### Exercise
Write out each line from the data below that includes the word "MANAGEMENT".

### Records supplied

....

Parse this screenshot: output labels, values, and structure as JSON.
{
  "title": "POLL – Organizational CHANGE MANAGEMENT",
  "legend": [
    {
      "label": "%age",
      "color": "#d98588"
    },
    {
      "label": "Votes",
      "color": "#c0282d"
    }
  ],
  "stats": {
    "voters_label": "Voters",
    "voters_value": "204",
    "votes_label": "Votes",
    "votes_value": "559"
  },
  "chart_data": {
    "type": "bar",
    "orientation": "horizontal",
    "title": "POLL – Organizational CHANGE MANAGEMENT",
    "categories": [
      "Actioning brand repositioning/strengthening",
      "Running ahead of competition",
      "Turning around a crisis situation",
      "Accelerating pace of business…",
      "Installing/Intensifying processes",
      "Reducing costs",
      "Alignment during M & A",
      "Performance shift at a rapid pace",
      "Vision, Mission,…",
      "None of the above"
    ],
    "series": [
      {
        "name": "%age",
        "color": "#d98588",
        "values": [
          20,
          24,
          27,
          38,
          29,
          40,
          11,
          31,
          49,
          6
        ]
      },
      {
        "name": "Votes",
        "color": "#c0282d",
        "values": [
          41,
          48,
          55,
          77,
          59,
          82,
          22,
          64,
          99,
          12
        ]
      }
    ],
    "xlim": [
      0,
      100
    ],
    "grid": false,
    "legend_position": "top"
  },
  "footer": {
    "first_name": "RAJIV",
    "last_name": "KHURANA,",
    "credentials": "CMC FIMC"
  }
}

....

### Correct answer
  "title": "POLL – Organizational CHANGE MANAGEMENT",
    "title": "POLL – Organizational CHANGE MANAGEMENT",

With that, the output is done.